--- Material shown ---
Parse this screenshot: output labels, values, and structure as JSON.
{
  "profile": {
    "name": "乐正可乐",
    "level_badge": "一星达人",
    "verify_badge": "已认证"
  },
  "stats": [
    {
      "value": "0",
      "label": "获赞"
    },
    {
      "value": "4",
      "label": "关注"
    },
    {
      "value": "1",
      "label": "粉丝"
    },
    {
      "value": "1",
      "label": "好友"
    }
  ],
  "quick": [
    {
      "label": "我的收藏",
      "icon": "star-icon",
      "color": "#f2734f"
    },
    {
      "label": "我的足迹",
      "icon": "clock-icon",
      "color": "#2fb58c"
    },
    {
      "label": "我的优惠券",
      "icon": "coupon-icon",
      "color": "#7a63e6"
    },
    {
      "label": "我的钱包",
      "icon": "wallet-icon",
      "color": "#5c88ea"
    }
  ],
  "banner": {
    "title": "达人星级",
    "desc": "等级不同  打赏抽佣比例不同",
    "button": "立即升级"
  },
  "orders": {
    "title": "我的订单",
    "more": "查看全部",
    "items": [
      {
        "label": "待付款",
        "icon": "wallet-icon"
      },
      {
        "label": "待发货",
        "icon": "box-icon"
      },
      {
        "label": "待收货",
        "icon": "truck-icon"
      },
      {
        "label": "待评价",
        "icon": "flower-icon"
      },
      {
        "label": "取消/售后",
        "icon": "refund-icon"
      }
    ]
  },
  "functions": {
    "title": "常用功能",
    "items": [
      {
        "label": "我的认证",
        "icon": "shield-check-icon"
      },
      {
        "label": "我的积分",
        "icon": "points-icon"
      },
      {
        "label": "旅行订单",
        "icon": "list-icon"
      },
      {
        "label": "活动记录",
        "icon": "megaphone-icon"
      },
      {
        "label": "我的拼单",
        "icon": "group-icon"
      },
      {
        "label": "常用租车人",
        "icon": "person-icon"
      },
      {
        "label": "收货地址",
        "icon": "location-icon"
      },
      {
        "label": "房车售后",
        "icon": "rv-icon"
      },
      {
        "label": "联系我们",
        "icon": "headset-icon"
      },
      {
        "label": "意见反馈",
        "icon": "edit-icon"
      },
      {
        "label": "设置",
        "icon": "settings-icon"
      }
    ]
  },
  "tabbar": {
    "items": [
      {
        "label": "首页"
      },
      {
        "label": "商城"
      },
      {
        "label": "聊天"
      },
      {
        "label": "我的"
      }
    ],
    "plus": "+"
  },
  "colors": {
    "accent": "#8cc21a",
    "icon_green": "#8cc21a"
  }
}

--- Required work ---
Return all of the data word for word.

--- Exercise answer ---
Parse this screenshot: output labels, values, and structure as JSON.
{
  "profile": {
    "name": "乐正可乐",
    "level_badge": "一星达人",
    "verify_badge": "已认证"
  },
  "stats": [
    {
      "value": "0",
      "label": "获赞"
    },
    {
      "value": "4",
      "label": "关注"
    },
    {
      "value": "1",
      "label": "粉丝"
    },
    {
      "value": "1",
      "label": "好友"
    }
  ],
  "quick": [
    {
      "label": "我的收藏",
      "icon": "star-icon",
      "color": "#f2734f"
    },
    {
      "label": "我的足迹",
      "icon": "clock-icon",
      "color": "#2fb58c"
    },
    {
      "label": "我的优惠券",
      "icon": "coupon-icon",
      "color": "#7a63e6"
    },
    {
      "label": "我的钱包",
      "icon": "wallet-icon",
      "color": "#5c88ea"
    }
  ],
  "banner": {
    "title": "达人星级",
    "desc": "等级不同  打赏抽佣比例不同",
    "button": "立即升级"
  },
  "orders": {
    "title": "我的订单",
    "more": "查看全部",
    "items": [
      {
        "label": "待付款",
        "icon": "wallet-icon"
      },
      {
        "label": "待发货",
        "icon": "box-icon"
      },
      {
        "label": "待收货",
        "icon": "truck-icon"
      },
      {
        "label": "待评价",
        "icon": "flower-icon"
      },
      {
        "label": "取消/售后",
        "icon": "refund-icon"
      }
    ]
  },
  "functions": {
    "title": "常用功能",
    "items": [
      {
        "label": "我的认证",
        "icon": "shield-check-icon"
      },
      {
        "label": "我的积分",
        "icon": "points-icon"
      },
      {
        "label": "旅行订单",
        "icon": "list-icon"
      },
      {
        "label": "活动记录",
        "icon": "megaphone-icon"
      },
      {
        "label": "我的拼单",
        "icon": "group-icon"
      },
      {
        "label": "常用租车人",
        "icon": "person-icon"
      },
      {
        "label": "收货地址",
        "icon": "location-icon"
      },
      {
        "label": "房车售后",
        "icon": "rv-icon"
      },
      {
        "label": "联系我们",
        "icon": "headset-icon"
      },
      {
        "label": "意见反馈",
        "icon": "edit-icon"
      },
      {
        "label": "设置",
        "icon": "settings-icon"
      }
    ]
  },
  "tabbar": {
    "items": [
      {
        "label": "首页"
      },
      {
        "label": "商城"
      },
      {
        "label": "聊天"
      },
      {
        "label": "我的"
      }
    ],
    "plus": "+"
  },
  "colors": {
    "accent": "#8cc21a",
    "icon_green": "#8cc21a"
  }
}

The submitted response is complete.